# Start of Dataset rows
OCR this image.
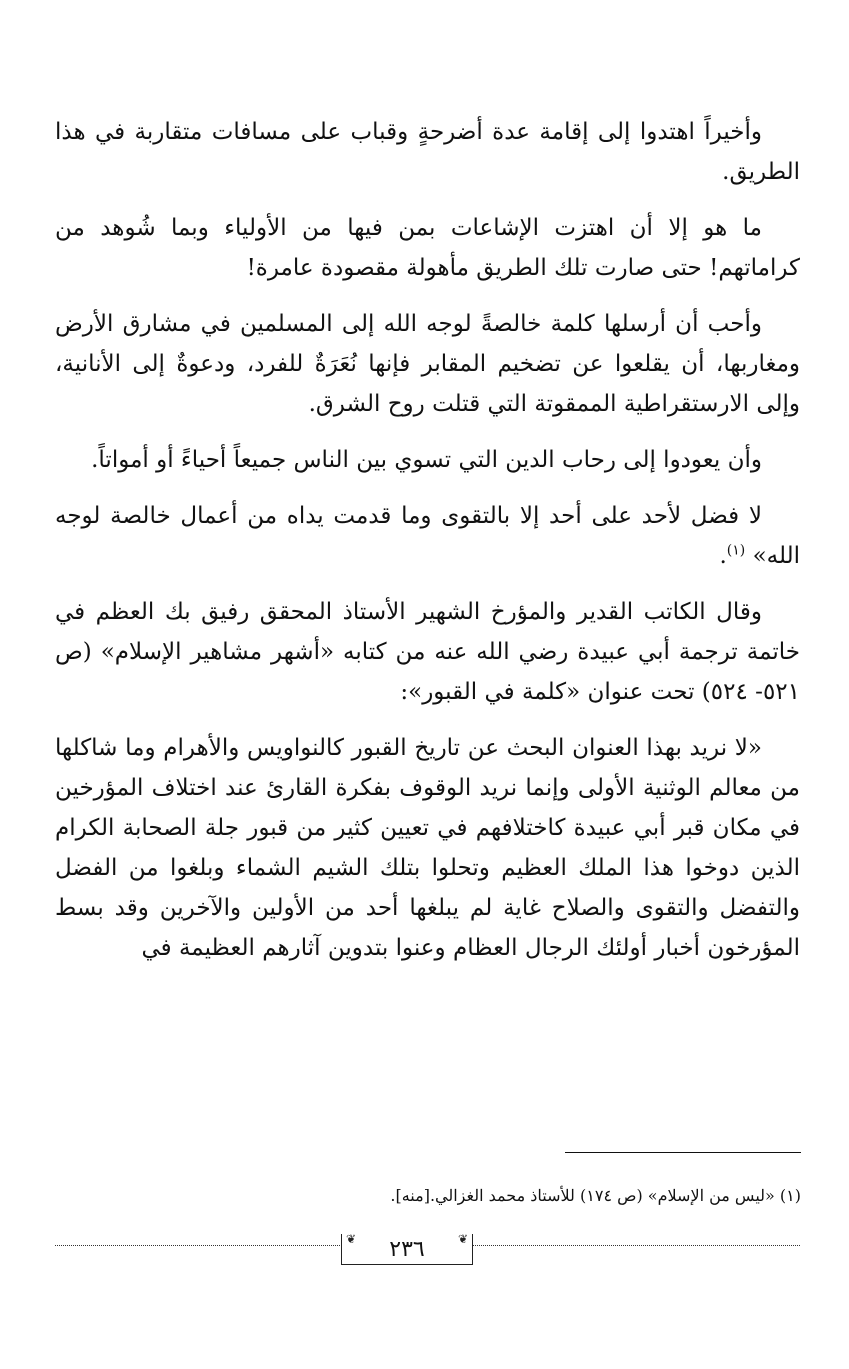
وأخيراً اهتدوا إلى إقامة عدة أضرحةٍ وقباب على مسافات متقاربة في هذا الطريق.

ما هو إلا أن اهتزت الإشاعات بمن فيها من الأولياء وبما شُوهد من كراماتهم! حتى صارت تلك الطريق مأهولة مقصودة عامرة!

وأحب أن أرسلها كلمة خالصةً لوجه الله إلى المسلمين في مشارق الأرض ومغاربها، أن يقلعوا عن تضخيم المقابر فإنها نُعَرَةٌ للفرد، ودعوةٌ إلى الأنانية، وإلى الارستقراطية الممقوتة التي قتلت روح الشرق.

وأن يعودوا إلى رحاب الدين التي تسوي بين الناس جميعاً أحياءً أو أمواتاً.

لا فضل لأحد على أحد إلا بالتقوى وما قدمت يداه من أعمال خالصة لوجه الله» $^{(١)}$.

وقال الكاتب القدير والمؤرخ الشهير الأستاذ المحقق رفيق بك العظم في خاتمة ترجمة أبي عبيدة رضي الله عنه من كتابه «أشهر مشاهير الإسلام» (ص ٥٢١- ٥٢٤) تحت عنوان «كلمة في القبور»:

«لا نريد بهذا العنوان البحث عن تاريخ القبور كالنواويس والأهرام وما شاكلها من معالم الوثنية الأولى وإنما نريد الوقوف بفكرة القارئ عند اختلاف المؤرخين في مكان قبر أبي عبيدة كاختلافهم في تعيين كثير من قبور جلة الصحابة الكرام الذين دوخوا هذا الملك العظيم وتحلوا بتلك الشيم الشماء وبلغوا من الفضل والتفضل والتقوى والصلاح غاية لم يبلغها أحد من الأولين والآخرين وقد بسط المؤرخون أخبار أولئك الرجال العظام وعنوا بتدوين آثارهم العظيمة في

(١) «ليس من الإسلام» (ص ١٧٤) للأستاذ محمد الغزالي.[منه].
❦	❦
٢٣٦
# End of Dataset rows
What you should do: Without the pictures, print the whole listing exactly as given.

Written response:
OCR this image.
وأخيراً اهتدوا إلى إقامة عدة أضرحةٍ وقباب على مسافات متقاربة في هذا الطريق.

ما هو إلا أن اهتزت الإشاعات بمن فيها من الأولياء وبما شُوهد من كراماتهم! حتى صارت تلك الطريق مأهولة مقصودة عامرة!

وأحب أن أرسلها كلمة خالصةً لوجه الله إلى المسلمين في مشارق الأرض ومغاربها، أن يقلعوا عن تضخيم المقابر فإنها نُعَرَةٌ للفرد، ودعوةٌ إلى الأنانية، وإلى الارستقراطية الممقوتة التي قتلت روح الشرق.

وأن يعودوا إلى رحاب الدين التي تسوي بين الناس جميعاً أحياءً أو أمواتاً.

لا فضل لأحد على أحد إلا بالتقوى وما قدمت يداه من أعمال خالصة لوجه الله» $^{(١)}$.

وقال الكاتب القدير والمؤرخ الشهير الأستاذ المحقق رفيق بك العظم في خاتمة ترجمة أبي عبيدة رضي الله عنه من كتابه «أشهر مشاهير الإسلام» (ص ٥٢١- ٥٢٤) تحت عنوان «كلمة في القبور»:

«لا نريد بهذا العنوان البحث عن تاريخ القبور كالنواويس والأهرام وما شاكلها من معالم الوثنية الأولى وإنما نريد الوقوف بفكرة القارئ عند اختلاف المؤرخين في مكان قبر أبي عبيدة كاختلافهم في تعيين كثير من قبور جلة الصحابة الكرام الذين دوخوا هذا الملك العظيم وتحلوا بتلك الشيم الشماء وبلغوا من الفضل والتفضل والتقوى والصلاح غاية لم يبلغها أحد من الأولين والآخرين وقد بسط المؤرخون أخبار أولئك الرجال العظام وعنوا بتدوين آثارهم العظيمة في

(١) «ليس من الإسلام» (ص ١٧٤) للأستاذ محمد الغزالي.[منه].
❦	❦
٢٣٦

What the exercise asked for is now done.